Below are the records; pull every line that includes "schon".
** EXERCISE MATERIAL follows **
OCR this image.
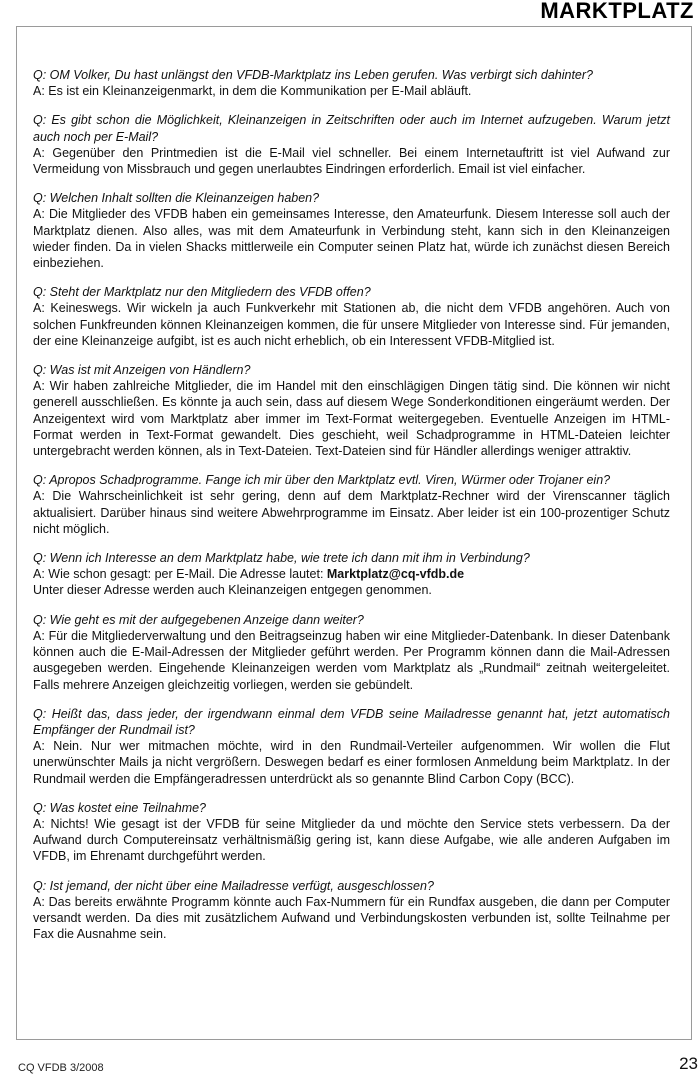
MARKTPLATZ
Q: OM Volker, Du hast unlängst den VFDB-Marktplatz ins Leben gerufen. Was verbirgt sich dahinter?
A: Es ist ein Kleinanzeigenmarkt, in dem die Kommunikation per E-Mail abläuft.
Q: Es gibt schon die Möglichkeit, Kleinanzeigen in Zeitschriften oder auch im Internet aufzugeben. Warum jetzt auch noch per E-Mail?
A: Gegenüber den Printmedien ist die E-Mail viel schneller. Bei einem Internetauftritt ist viel Aufwand zur Vermeidung von Missbrauch und gegen unerlaubtes Eindringen erforderlich. Email ist viel einfacher.
Q: Welchen Inhalt sollten die Kleinanzeigen haben?
A: Die Mitglieder des VFDB haben ein gemeinsames Interesse, den Amateurfunk. Diesem Interesse soll auch der Marktplatz dienen. Also alles, was mit dem Amateurfunk in Verbindung steht, kann sich in den Kleinanzeigen wieder finden. Da in vielen Shacks mittlerweile ein Computer seinen Platz hat, würde ich zunächst diesen Bereich einbeziehen.
Q: Steht der Marktplatz nur den Mitgliedern des VFDB offen?
A: Keineswegs. Wir wickeln ja auch Funkverkehr mit Stationen ab, die nicht dem VFDB angehören. Auch von solchen Funkfreunden können Kleinanzeigen kommen, die für unsere Mitglieder von Interesse sind. Für jemanden, der eine Kleinanzeige aufgibt, ist es auch nicht erheblich, ob ein Interessent VFDB-Mitglied ist.
Q: Was ist mit Anzeigen von Händlern?
A: Wir haben zahlreiche Mitglieder, die im Handel mit den einschlägigen Dingen tätig sind. Die können wir nicht generell ausschließen. Es könnte ja auch sein, dass auf diesem Wege Sonderkonditionen eingeräumt werden. Der Anzeigentext wird vom Marktplatz aber immer im Text-Format weitergegeben. Eventuelle Anzeigen im HTML-Format werden in Text-Format gewandelt. Dies geschieht, weil Schadprogramme in HTML-Dateien leichter untergebracht werden können, als in Text-Dateien. Text-Dateien sind für Händler allerdings weniger attraktiv.
Q: Apropos Schadprogramme. Fange ich mir über den Marktplatz evtl. Viren, Würmer oder Trojaner ein?
A: Die Wahrscheinlichkeit ist sehr gering, denn auf dem Marktplatz-Rechner wird der Virenscanner täglich aktualisiert. Darüber hinaus sind weitere Abwehrprogramme im Einsatz. Aber leider ist ein 100-prozentiger Schutz nicht möglich.
Q: Wenn ich Interesse an dem Marktplatz habe, wie trete ich dann mit ihm in Verbindung?
A: Wie schon gesagt: per E-Mail. Die Adresse lautet: Marktplatz@cq-vfdb.de
Unter dieser Adresse werden auch Kleinanzeigen entgegen genommen.
Q: Wie geht es mit der aufgegebenen Anzeige dann weiter?
A: Für die Mitgliederverwaltung und den Beitragseinzug haben wir eine Mitglieder-Datenbank. In dieser Datenbank können auch die E-Mail-Adressen der Mitglieder geführt werden. Per Programm können dann die Mail-Adressen ausgegeben werden. Eingehende Kleinanzeigen werden vom Marktplatz als „Rundmail“ zeitnah weitergeleitet. Falls mehrere Anzeigen gleichzeitig vorliegen, werden sie gebündelt.
Q: Heißt das, dass jeder, der irgendwann einmal dem VFDB seine Mailadresse genannt hat, jetzt automatisch Empfänger der Rundmail ist?
A: Nein. Nur wer mitmachen möchte, wird in den Rundmail-Verteiler aufgenommen. Wir wollen die Flut unerwünschter Mails ja nicht vergrößern. Deswegen bedarf es einer formlosen Anmeldung beim Marktplatz. In der Rundmail werden die Empfängeradressen unterdrückt als so genannte Blind Carbon Copy (BCC).
Q: Was kostet eine Teilnahme?
A: Nichts! Wie gesagt ist der VFDB für seine Mitglieder da und möchte den Service stets verbessern. Da der Aufwand durch Computereinsatz verhältnismäßig gering ist, kann diese Aufgabe, wie alle anderen Aufgaben im VFDB, im Ehrenamt durchgeführt werden.
Q: Ist jemand, der nicht über eine Mailadresse verfügt, ausgeschlossen?
A: Das bereits erwähnte Programm könnte auch Fax-Nummern für ein Rundfax ausgeben, die dann per Computer versandt werden. Da dies mit zusätzlichem Aufwand und Verbindungskosten verbunden ist, sollte Teilnahme per Fax die Ausnahme sein.
CQ VFDB 3/2008	23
** End of EXERCISE MATERIAL **
# RESPONSE TO THE EXERCISE
Q: Es gibt schon die Möglichkeit, Kleinanzeigen in Zeitschriften oder auch im Internet aufzugeben. Warum jetzt auch noch per E-Mail?
A: Wie schon gesagt: per E-Mail. Die Adresse lautet: Marktplatz@cq-vfdb.de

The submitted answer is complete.